--- Records supplied ---
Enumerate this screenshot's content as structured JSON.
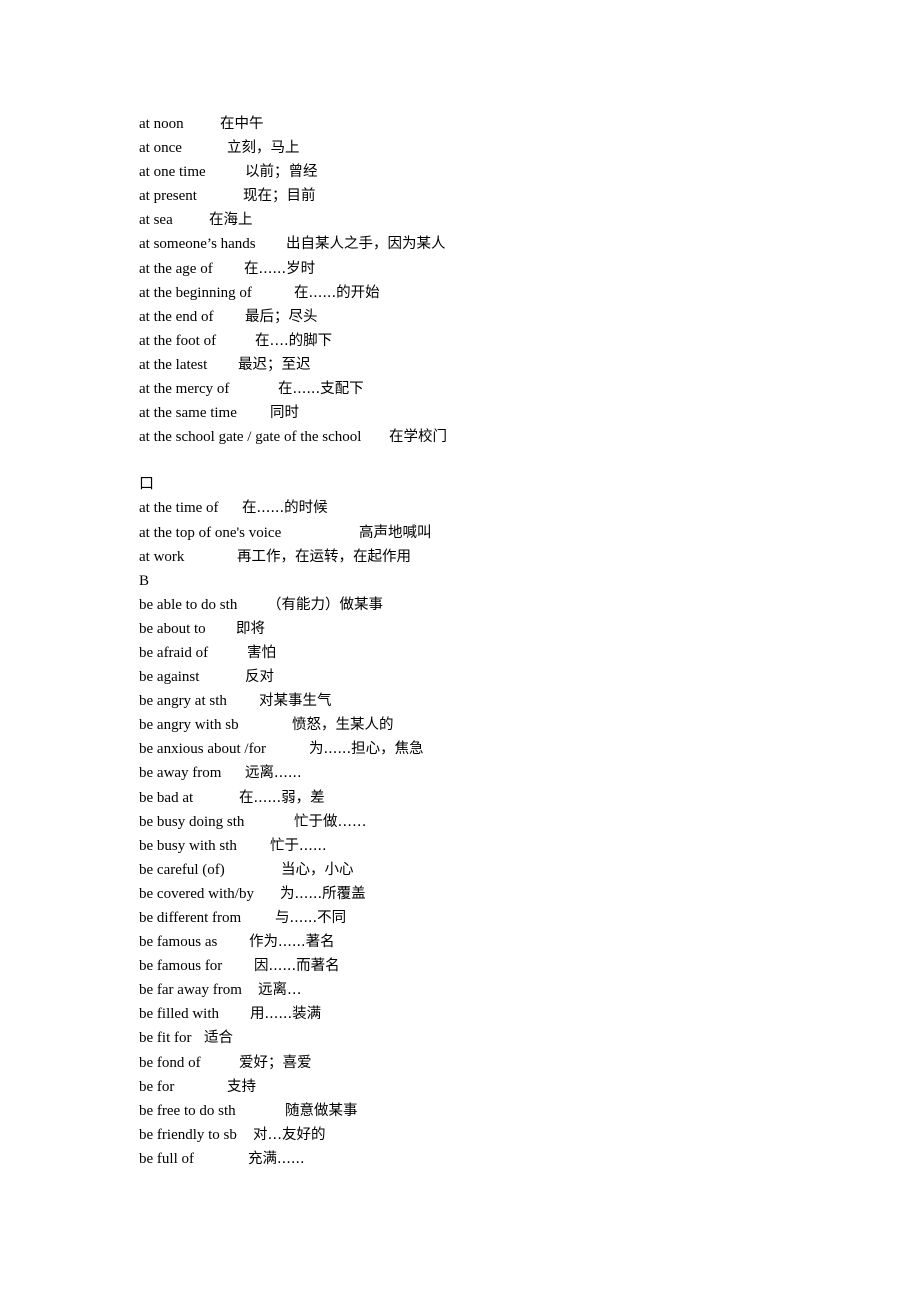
{
  "document": {
    "entries": [
      {
        "en": "at noon",
        "zh": "在中午"
      },
      {
        "en": "at once",
        "zh": "立刻，马上"
      },
      {
        "en": "at one time",
        "zh": "以前；曾经"
      },
      {
        "en": "at present",
        "zh": "现在；目前"
      },
      {
        "en": "at sea",
        "zh": "在海上"
      },
      {
        "en": "at someone’s hands",
        "zh": "出自某人之手，因为某人"
      },
      {
        "en": "at the age of",
        "zh": "在......岁时"
      },
      {
        "en": "at the beginning of",
        "zh": "在......的开始"
      },
      {
        "en": "at the end of",
        "zh": "最后；尽头"
      },
      {
        "en": "at the foot of",
        "zh": "在….的脚下"
      },
      {
        "en": "at the latest",
        "zh": "最迟；至迟"
      },
      {
        "en": "at the mercy of",
        "zh": "在......支配下"
      },
      {
        "en": "at the same time",
        "zh": "同时"
      },
      {
        "en": "at the school gate / gate of the school",
        "zh": "在学校门"
      },
      {
        "en": "",
        "zh": ""
      },
      {
        "en": "口",
        "zh": ""
      },
      {
        "en": "at the time of",
        "zh": "在......的时候"
      },
      {
        "en": "at the top of one's voice",
        "zh": "高声地喊叫"
      },
      {
        "en": "at work",
        "zh": "再工作，在运转，在起作用"
      },
      {
        "en": "B",
        "zh": ""
      },
      {
        "en": "be able to do sth",
        "zh": "（有能力）做某事"
      },
      {
        "en": "be about to",
        "zh": "即将"
      },
      {
        "en": "be afraid of",
        "zh": "害怕"
      },
      {
        "en": "be against",
        "zh": "反对"
      },
      {
        "en": "be angry at sth",
        "zh": "对某事生气"
      },
      {
        "en": "be angry with    sb",
        "zh": "愤怒，生某人的"
      },
      {
        "en": "be anxious about /for",
        "zh": "为......担心，焦急"
      },
      {
        "en": "be away from",
        "zh": "远离......"
      },
      {
        "en": "be bad at",
        "zh": "在......弱，差"
      },
      {
        "en": "be busy doing sth",
        "zh": "忙于做……"
      },
      {
        "en": "be busy with sth",
        "zh": "忙于......"
      },
      {
        "en": "be careful (of)",
        "zh": "当心，小心"
      },
      {
        "en": "be covered with/by",
        "zh": "为......所覆盖"
      },
      {
        "en": "be different from",
        "zh": "与......不同"
      },
      {
        "en": "be famous as",
        "zh": "作为......著名"
      },
      {
        "en": "be famous for",
        "zh": "因......而著名"
      },
      {
        "en": "be far away from",
        "zh": "远离…"
      },
      {
        "en": "be filled with",
        "zh": "用......装满"
      },
      {
        "en": "be fit for",
        "zh": "适合"
      },
      {
        "en": "be fond of",
        "zh": "爱好；喜爱"
      },
      {
        "en": "be for",
        "zh": "支持"
      },
      {
        "en": "be free to do sth",
        "zh": "随意做某事"
      },
      {
        "en": "be friendly to sb",
        "zh": "对…友好的"
      },
      {
        "en": "be full of",
        "zh": "充满......"
      }
    ]
  }
}
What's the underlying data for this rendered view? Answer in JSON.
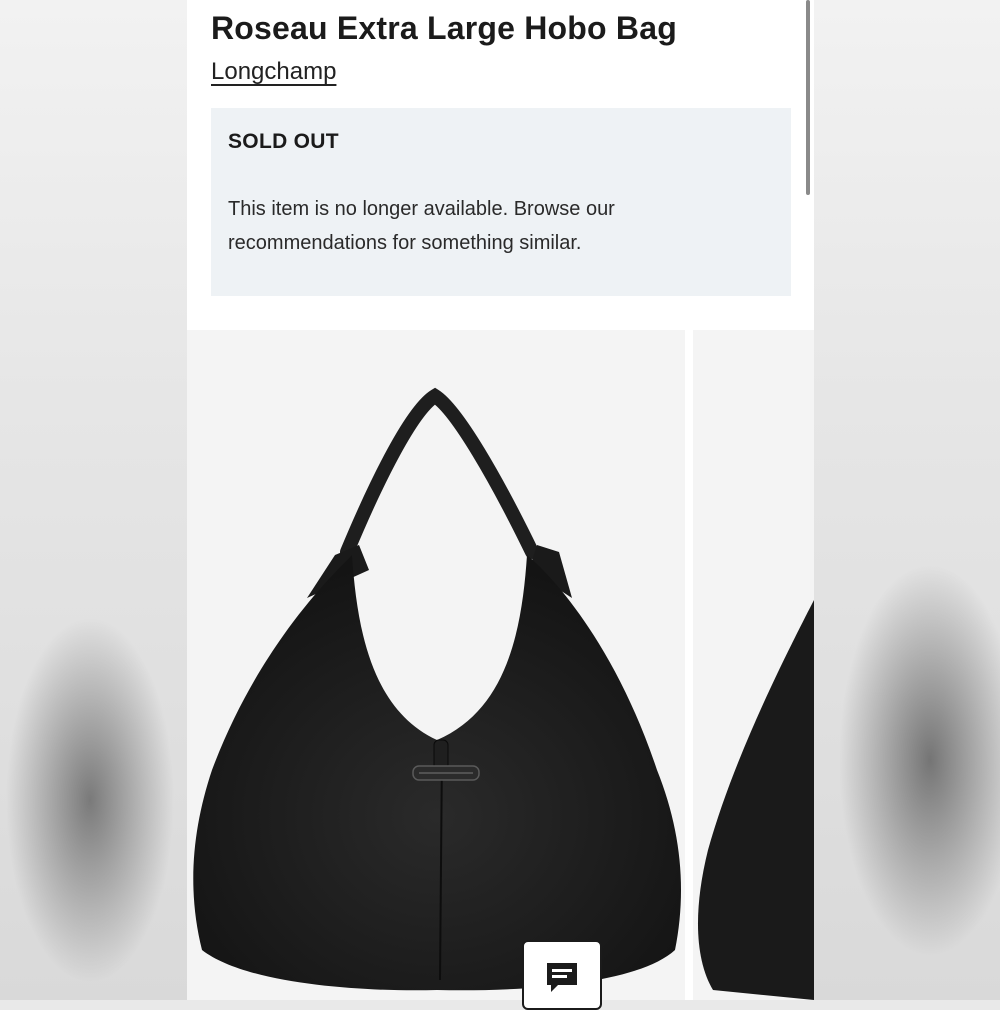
{
  "product": {
    "title": "Roseau Extra Large Hobo Bag",
    "brand": "Longchamp"
  },
  "availability": {
    "heading": "SOLD OUT",
    "message": "This item is no longer available. Browse our recommendations for something similar."
  },
  "gallery": {
    "images": [
      {
        "subject": "black leather hobo bag, front view"
      },
      {
        "subject": "black leather hobo bag, partial view"
      }
    ]
  },
  "chat": {
    "icon": "chat-bubble-icon"
  },
  "colors": {
    "notice_background": "#eef2f5",
    "text": "#1b1b1b",
    "bag": "#1c1c1c"
  }
}
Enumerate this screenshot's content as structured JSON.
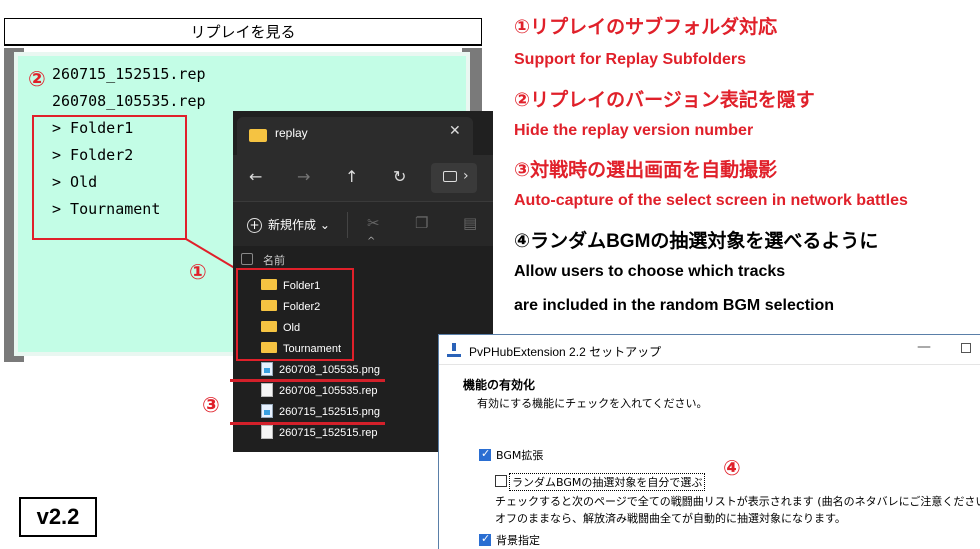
{
  "replay": {
    "title": "リプレイを見る",
    "files": [
      "260715_152515.rep",
      "260708_105535.rep"
    ],
    "folders": [
      "> Folder1",
      "> Folder2",
      "> Old",
      "> Tournament"
    ]
  },
  "explorer": {
    "tab_title": "replay",
    "new_label": "新規作成",
    "column_name": "名前",
    "folders": [
      "Folder1",
      "Folder2",
      "Old",
      "Tournament"
    ],
    "files": [
      "260708_105535.png",
      "260708_105535.rep",
      "260715_152515.png",
      "260715_152515.rep"
    ]
  },
  "annotations": {
    "mark1": "①",
    "mark2": "②",
    "mark3": "③",
    "mark4": "④"
  },
  "notes": {
    "n1_jp": "①リプレイのサブフォルダ対応",
    "n1_en": "Support for Replay Subfolders",
    "n2_jp": "②リプレイのバージョン表記を隠す",
    "n2_en": "Hide the replay version number",
    "n3_jp": "③対戦時の選出画面を自動撮影",
    "n3_en": "Auto-capture of the select screen in network battles",
    "n4_jp": "④ランダムBGMの抽選対象を選べるように",
    "n4_en1": "Allow users to choose which tracks",
    "n4_en2": " are included in the random BGM selection"
  },
  "setup": {
    "title": "PvPHubExtension 2.2 セットアップ",
    "heading": "機能の有効化",
    "subheading": "有効にする機能にチェックを入れてください。",
    "opt1_label": "BGM拡張",
    "opt1_checked": true,
    "opt2_label": "ランダムBGMの抽選対象を自分で選ぶ",
    "opt2_checked": false,
    "desc1": "チェックすると次のページで全ての戦闘曲リストが表示されます (曲名のネタバレにご注意ください)。",
    "desc2": "オフのままなら、解放済み戦闘曲全てが自動的に抽選対象になります。",
    "opt3_label": "背景指定",
    "opt3_checked": true
  },
  "version": "v2.2",
  "colors": {
    "accent_red": "#e0202a",
    "replay_bg": "#c3fde6",
    "explorer_bg": "#1f1f1f",
    "folder_yellow": "#f5c342",
    "checkbox_blue": "#2a6ed2"
  }
}
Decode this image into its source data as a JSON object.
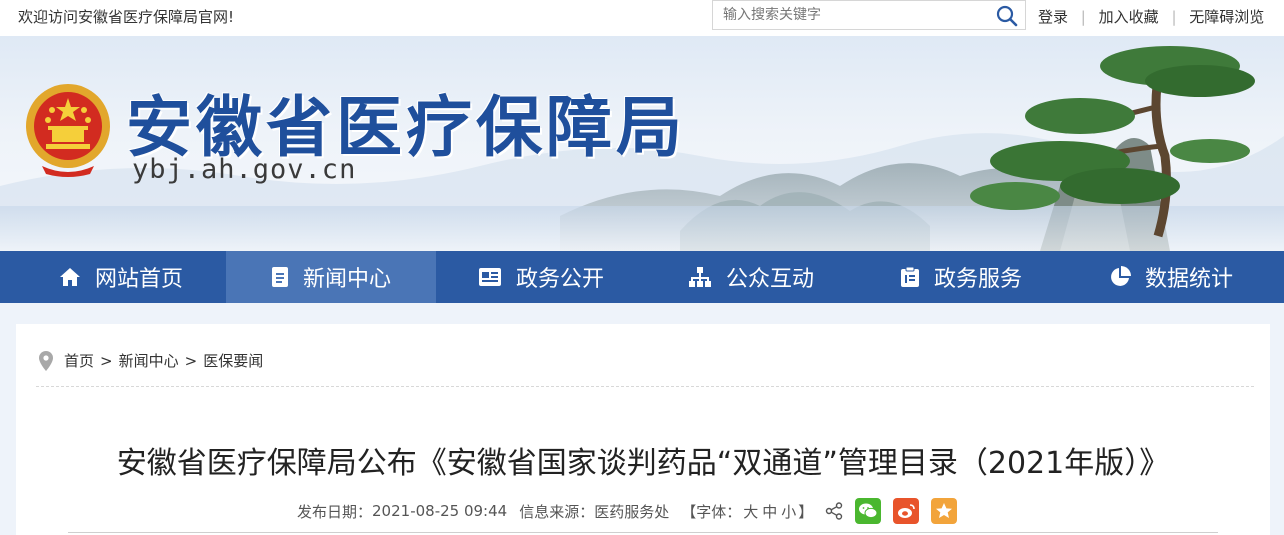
{
  "topbar": {
    "welcome": "欢迎访问安徽省医疗保障局官网!",
    "search_placeholder": "输入搜索关键字",
    "links": [
      "登录",
      "加入收藏",
      "无障碍浏览"
    ]
  },
  "banner": {
    "title": "安徽省医疗保障局",
    "url": "ybj.ah.gov.cn"
  },
  "nav": {
    "items": [
      {
        "label": "网站首页",
        "icon": "home-icon"
      },
      {
        "label": "新闻中心",
        "icon": "document-icon",
        "active": true
      },
      {
        "label": "政务公开",
        "icon": "newspaper-icon"
      },
      {
        "label": "公众互动",
        "icon": "org-chart-icon"
      },
      {
        "label": "政务服务",
        "icon": "clipboard-icon"
      },
      {
        "label": "数据统计",
        "icon": "pie-chart-icon"
      }
    ]
  },
  "breadcrumb": [
    "首页",
    "新闻中心",
    "医保要闻"
  ],
  "article": {
    "title": "安徽省医疗保障局公布《安徽省国家谈判药品“双通道”管理目录（2021年版）》",
    "date_label": "发布日期：",
    "date": "2021-08-25 09:44",
    "source_label": "信息来源：",
    "source": "医药服务处",
    "font_open": "【字体：",
    "font_large": "大",
    "font_medium": "中",
    "font_small": "小",
    "font_close": "】"
  },
  "colors": {
    "nav_bg": "#2b5aa3",
    "nav_active": "#4a75b6",
    "title_blue": "#1f4f9c",
    "wechat": "#4ab72f",
    "weibo": "#e8542b",
    "favorite": "#f2a43b"
  }
}
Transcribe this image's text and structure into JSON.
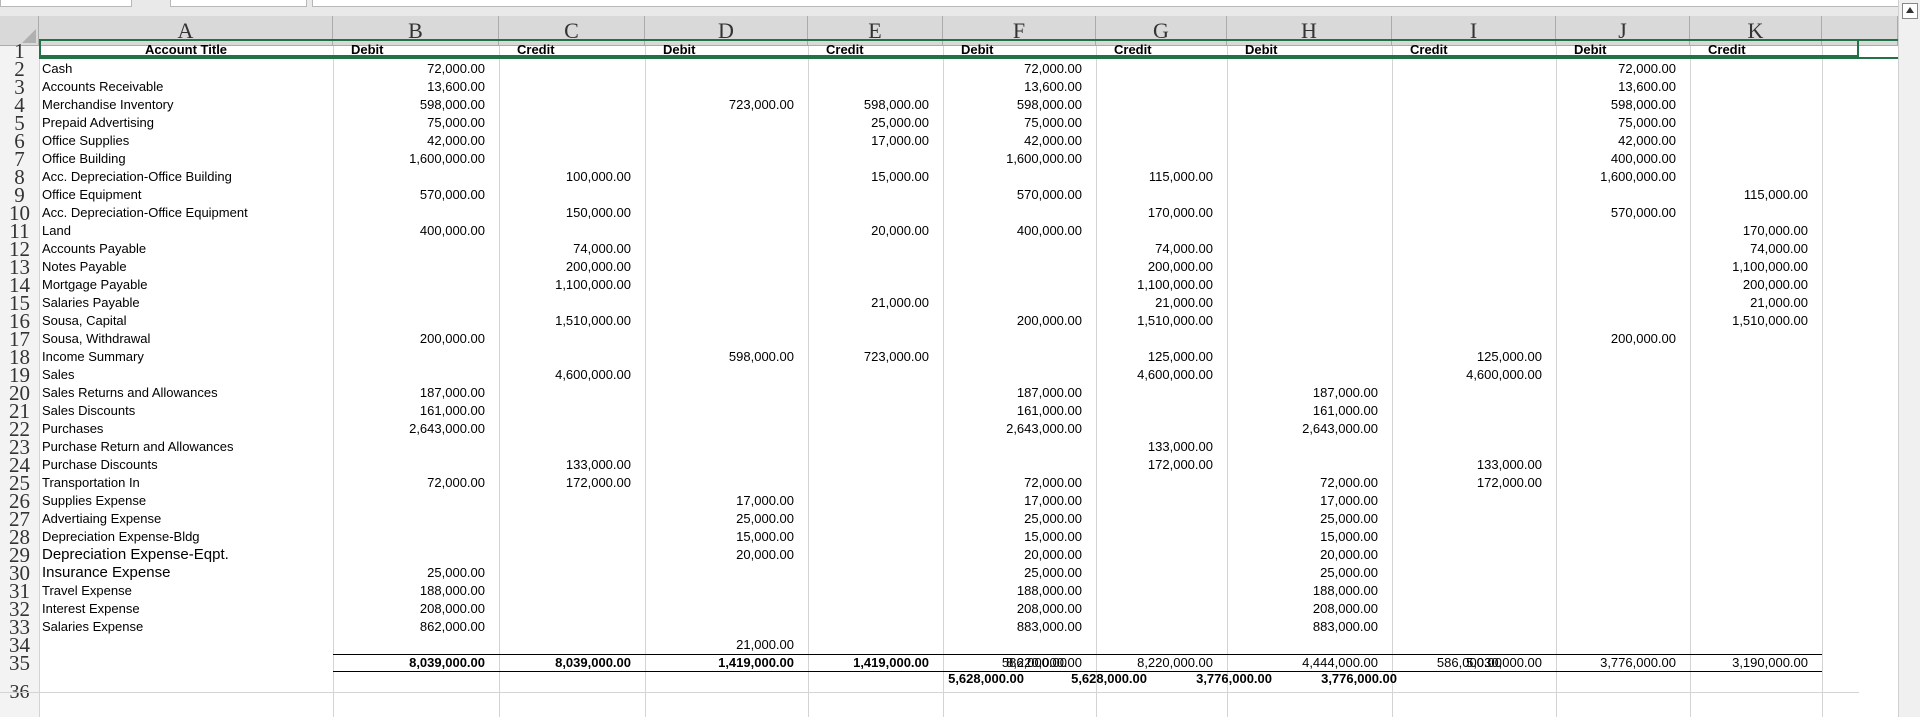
---
### Aim of the task
Go back to the records above and write them out exactly, without the pictures.

### Answer to the exercise
Enumerate this screenshot's content as structured JSON.
{
  "document": {
    "entries": [
      {
        "en": "at noon",
        "zh": "在中午"
      },
      {
        "en": "at once",
        "zh": "立刻，马上"
      },
      {
        "en": "at one time",
        "zh": "以前；曾经"
      },
      {
        "en": "at present",
        "zh": "现在；目前"
      },
      {
        "en": "at sea",
        "zh": "在海上"
      },
      {
        "en": "at someone’s hands",
        "zh": "出自某人之手，因为某人"
      },
      {
        "en": "at the age of",
        "zh": "在......岁时"
      },
      {
        "en": "at the beginning of",
        "zh": "在......的开始"
      },
      {
        "en": "at the end of",
        "zh": "最后；尽头"
      },
      {
        "en": "at the foot of",
        "zh": "在….的脚下"
      },
      {
        "en": "at the latest",
        "zh": "最迟；至迟"
      },
      {
        "en": "at the mercy of",
        "zh": "在......支配下"
      },
      {
        "en": "at the same time",
        "zh": "同时"
      },
      {
        "en": "at the school gate / gate of the school",
        "zh": "在学校门"
      },
      {
        "en": "",
        "zh": ""
      },
      {
        "en": "口",
        "zh": ""
      },
      {
        "en": "at the time of",
        "zh": "在......的时候"
      },
      {
        "en": "at the top of one's voice",
        "zh": "高声地喊叫"
      },
      {
        "en": "at work",
        "zh": "再工作，在运转，在起作用"
      },
      {
        "en": "B",
        "zh": ""
      },
      {
        "en": "be able to do sth",
        "zh": "（有能力）做某事"
      },
      {
        "en": "be about to",
        "zh": "即将"
      },
      {
        "en": "be afraid of",
        "zh": "害怕"
      },
      {
        "en": "be against",
        "zh": "反对"
      },
      {
        "en": "be angry at sth",
        "zh": "对某事生气"
      },
      {
        "en": "be angry with    sb",
        "zh": "愤怒，生某人的"
      },
      {
        "en": "be anxious about /for",
        "zh": "为......担心，焦急"
      },
      {
        "en": "be away from",
        "zh": "远离......"
      },
      {
        "en": "be bad at",
        "zh": "在......弱，差"
      },
      {
        "en": "be busy doing sth",
        "zh": "忙于做……"
      },
      {
        "en": "be busy with sth",
        "zh": "忙于......"
      },
      {
        "en": "be careful (of)",
        "zh": "当心，小心"
      },
      {
        "en": "be covered with/by",
        "zh": "为......所覆盖"
      },
      {
        "en": "be different from",
        "zh": "与......不同"
      },
      {
        "en": "be famous as",
        "zh": "作为......著名"
      },
      {
        "en": "be famous for",
        "zh": "因......而著名"
      },
      {
        "en": "be far away from",
        "zh": "远离…"
      },
      {
        "en": "be filled with",
        "zh": "用......装满"
      },
      {
        "en": "be fit for",
        "zh": "适合"
      },
      {
        "en": "be fond of",
        "zh": "爱好；喜爱"
      },
      {
        "en": "be for",
        "zh": "支持"
      },
      {
        "en": "be free to do sth",
        "zh": "随意做某事"
      },
      {
        "en": "be friendly to sb",
        "zh": "对…友好的"
      },
      {
        "en": "be full of",
        "zh": "充满......"
      }
    ]
  }
}
What's the underlying data for this rendered view? Answer in JSON.
{
  "product": {
    "title": "Roseau Extra Large Hobo Bag",
    "brand": "Longchamp"
  },
  "availability": {
    "heading": "SOLD OUT",
    "message": "This item is no longer available. Browse our recommendations for something similar."
  },
  "gallery": {
    "images": [
      {
        "subject": "black leather hobo bag, front view"
      },
      {
        "subject": "black leather hobo bag, partial view"
      }
    ]
  },
  "chat": {
    "icon": "chat-bubble-icon"
  },
  "colors": {
    "notice_background": "#eef2f5",
    "text": "#1b1b1b",
    "bag": "#1c1c1c"
  }
}
Enumerate this screenshot's content as structured JSON.
{
  "replay": {
    "title": "リプレイを見る",
    "files": [
      "260715_152515.rep",
      "260708_105535.rep"
    ],
    "folders": [
      "> Folder1",
      "> Folder2",
      "> Old",
      "> Tournament"
    ]
  },
  "explorer": {
    "tab_title": "replay",
    "new_label": "新規作成",
    "column_name": "名前",
    "folders": [
      "Folder1",
      "Folder2",
      "Old",
      "Tournament"
    ],
    "files": [
      "260708_105535.png",
      "260708_105535.rep",
      "260715_152515.png",
      "260715_152515.rep"
    ]
  },
  "annotations": {
    "mark1": "①",
    "mark2": "②",
    "mark3": "③",
    "mark4": "④"
  },
  "notes": {
    "n1_jp": "①リプレイのサブフォルダ対応",
    "n1_en": "Support for Replay Subfolders",
    "n2_jp": "②リプレイのバージョン表記を隠す",
    "n2_en": "Hide the replay version number",
    "n3_jp": "③対戦時の選出画面を自動撮影",
    "n3_en": "Auto-capture of the select screen in network battles",
    "n4_jp": "④ランダムBGMの抽選対象を選べるように",
    "n4_en1": "Allow users to choose which tracks",
    "n4_en2": " are included in the random BGM selection"
  },
  "setup": {
    "title": "PvPHubExtension 2.2 セットアップ",
    "heading": "機能の有効化",
    "subheading": "有効にする機能にチェックを入れてください。",
    "opt1_label": "BGM拡張",
    "opt1_checked": true,
    "opt2_label": "ランダムBGMの抽選対象を自分で選ぶ",
    "opt2_checked": false,
    "desc1": "チェックすると次のページで全ての戦闘曲リストが表示されます (曲名のネタバレにご注意ください)。",
    "desc2": "オフのままなら、解放済み戦闘曲全てが自動的に抽選対象になります。",
    "opt3_label": "背景指定",
    "opt3_checked": true
  },
  "version": "v2.2",
  "colors": {
    "accent_red": "#e0202a",
    "replay_bg": "#c3fde6",
    "explorer_bg": "#1f1f1f",
    "folder_yellow": "#f5c342",
    "checkbox_blue": "#2a6ed2"
  }
}
Decode this image into its source data as a JSON object.
{
  "topbar": {
    "welcome": "欢迎访问安徽省医疗保障局官网!",
    "search_placeholder": "输入搜索关键字",
    "links": [
      "登录",
      "加入收藏",
      "无障碍浏览"
    ]
  },
  "banner": {
    "title": "安徽省医疗保障局",
    "url": "ybj.ah.gov.cn"
  },
  "nav": {
    "items": [
      {
        "label": "网站首页",
        "icon": "home-icon"
      },
      {
        "label": "新闻中心",
        "icon": "document-icon",
        "active": true
      },
      {
        "label": "政务公开",
        "icon": "newspaper-icon"
      },
      {
        "label": "公众互动",
        "icon": "org-chart-icon"
      },
      {
        "label": "政务服务",
        "icon": "clipboard-icon"
      },
      {
        "label": "数据统计",
        "icon": "pie-chart-icon"
      }
    ]
  },
  "breadcrumb": [
    "首页",
    "新闻中心",
    "医保要闻"
  ],
  "article": {
    "title": "安徽省医疗保障局公布《安徽省国家谈判药品“双通道”管理目录（2021年版）》",
    "date_label": "发布日期：",
    "date": "2021-08-25 09:44",
    "source_label": "信息来源：",
    "source": "医药服务处",
    "font_open": "【字体：",
    "font_large": "大",
    "font_medium": "中",
    "font_small": "小",
    "font_close": "】"
  },
  "colors": {
    "nav_bg": "#2b5aa3",
    "nav_active": "#4a75b6",
    "title_blue": "#1f4f9c",
    "wechat": "#4ab72f",
    "weibo": "#e8542b",
    "favorite": "#f2a43b"
  }
}
Transcribe this image's text and structure into JSON.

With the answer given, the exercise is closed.